Stated exercise - Count every line that holds the string "marker", and report the number alone.

[Structured figure records]
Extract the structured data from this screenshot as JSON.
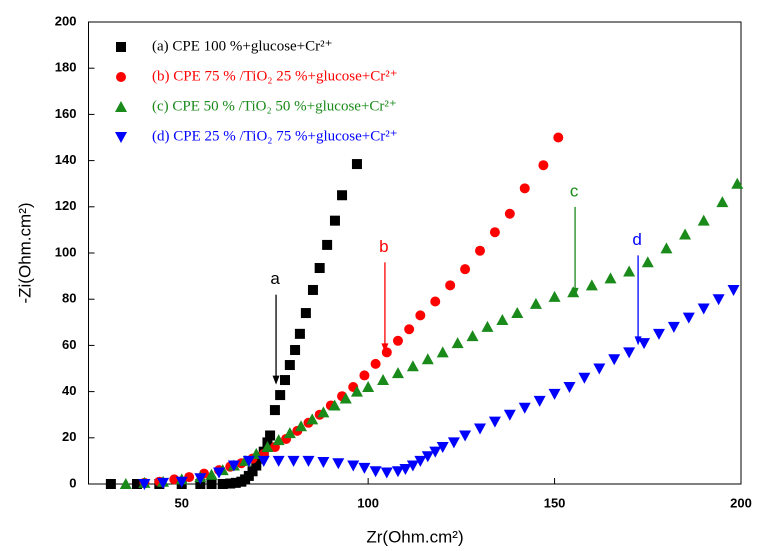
{
  "chart_data": {
    "type": "scatter",
    "x_label": "Zr(Ohm.cm²)",
    "y_label": "-Zi(Ohm.cm²)",
    "xlim": [
      25,
      200
    ],
    "xticks": [
      50,
      100,
      150,
      200
    ],
    "ylim": [
      0,
      200
    ],
    "yticks": [
      0,
      20,
      40,
      60,
      80,
      100,
      120,
      140,
      160,
      180,
      200
    ],
    "grid": false,
    "legend": "upper left",
    "series": [
      {
        "name": "(a) CPE 100 %+glucose+Cr²⁺",
        "color": "#000000",
        "marker": "square",
        "x": [
          31,
          38,
          44,
          50,
          55,
          58,
          61,
          63,
          64.5,
          66,
          67,
          68,
          69,
          70,
          71,
          72,
          73,
          73.7,
          75,
          76.4,
          77.7,
          79,
          80.4,
          81.7,
          83.3,
          85.2,
          87,
          89,
          91.1,
          93,
          97
        ],
        "values": [
          0,
          0,
          0,
          0,
          0,
          0,
          0,
          0.2,
          0.5,
          1,
          2,
          3.5,
          5.5,
          8,
          11,
          14,
          18,
          21,
          32,
          38.5,
          45,
          51.5,
          58,
          65,
          74,
          84,
          93.5,
          103.5,
          114,
          125,
          138.5
        ]
      },
      {
        "name": "(b) CPE 75 % /TiO₂ 25 %+glucose+Cr²⁺",
        "color": "#ff0000",
        "marker": "circle",
        "x": [
          40,
          44,
          48,
          52,
          56,
          60,
          63,
          66,
          69,
          72,
          75,
          78,
          81,
          84,
          87,
          90,
          93,
          96,
          99,
          102,
          105,
          108,
          111,
          114,
          118,
          122,
          126,
          130,
          134,
          138,
          142,
          147,
          151
        ],
        "values": [
          0.5,
          1,
          2,
          3,
          4.5,
          6,
          7.5,
          9,
          11,
          13,
          16,
          19.5,
          23,
          26.5,
          30,
          34,
          38,
          42,
          47,
          52,
          57,
          62,
          67,
          73,
          79,
          86,
          93,
          101,
          109,
          117,
          128,
          138,
          150
        ]
      },
      {
        "name": "(c) CPE 50 % /TiO₂ 50 %+glucose+Cr²⁺",
        "color": "#1a8a1a",
        "marker": "triangle-up",
        "x": [
          35,
          40,
          45,
          50,
          55,
          58,
          61,
          64,
          67,
          70,
          73,
          76,
          79,
          82,
          85,
          88,
          91,
          94,
          97,
          100,
          104,
          108,
          112,
          116,
          120,
          124,
          128,
          132,
          136,
          140,
          145,
          150,
          155,
          160,
          165,
          170,
          175,
          180,
          185,
          190,
          195,
          199
        ],
        "values": [
          0,
          0.5,
          1,
          2,
          3,
          4,
          6,
          8,
          10,
          13,
          16,
          19,
          22,
          25,
          28,
          31,
          34,
          37,
          40,
          42,
          45,
          48,
          51,
          54,
          57,
          61,
          64,
          68,
          71,
          74,
          78,
          81,
          83,
          86,
          89,
          92,
          96,
          102,
          108,
          114,
          122,
          130
        ]
      },
      {
        "name": "(d) CPE 25 % /TiO₂ 75 %+glucose+Cr²⁺",
        "color": "#0000ff",
        "marker": "triangle-down",
        "x": [
          40,
          45,
          50,
          55,
          60,
          64,
          68,
          72,
          76,
          80,
          84,
          88,
          92,
          96,
          99,
          102,
          105,
          108,
          110,
          112,
          114,
          116,
          118,
          120,
          123,
          126,
          130,
          134,
          138,
          142,
          146,
          150,
          154,
          158,
          162,
          166,
          170,
          174,
          178,
          182,
          186,
          190,
          194,
          198
        ],
        "values": [
          0,
          0.5,
          1,
          2.5,
          5,
          8,
          10,
          10,
          10,
          10,
          10,
          9.5,
          9,
          8,
          7,
          5.5,
          5,
          5.5,
          6.5,
          8,
          10,
          12,
          14,
          16,
          18,
          21,
          24,
          27,
          30,
          33,
          36,
          39,
          42,
          46,
          50,
          54,
          57,
          61,
          65,
          68,
          72,
          76,
          80,
          84
        ]
      }
    ],
    "annotations": [
      {
        "text": "a",
        "x": 75.3,
        "y": 43,
        "color": "#000000"
      },
      {
        "text": "b",
        "x": 104.5,
        "y": 57,
        "color": "#ff0000"
      },
      {
        "text": "c",
        "x": 155.5,
        "y": 81,
        "color": "#1a8a1a"
      },
      {
        "text": "d",
        "x": 172.4,
        "y": 60,
        "color": "#0000ff"
      }
    ]
  }
}
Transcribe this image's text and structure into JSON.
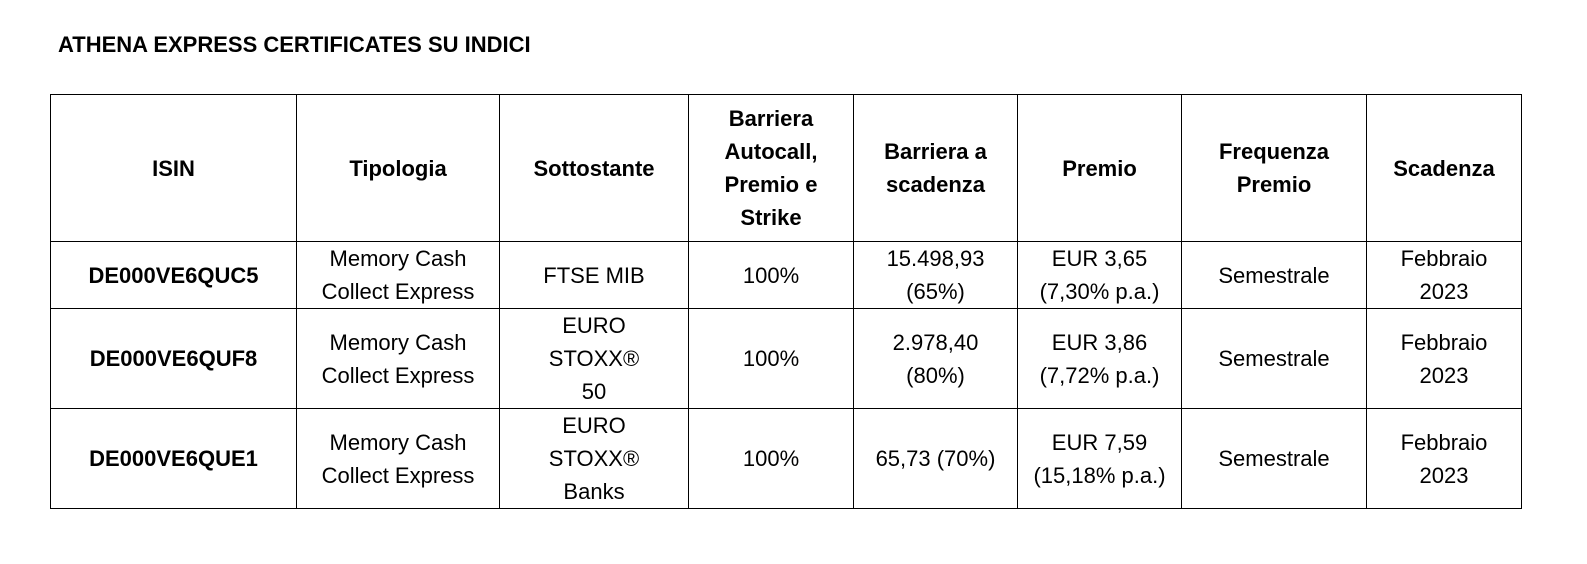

Answer to the exercise - 4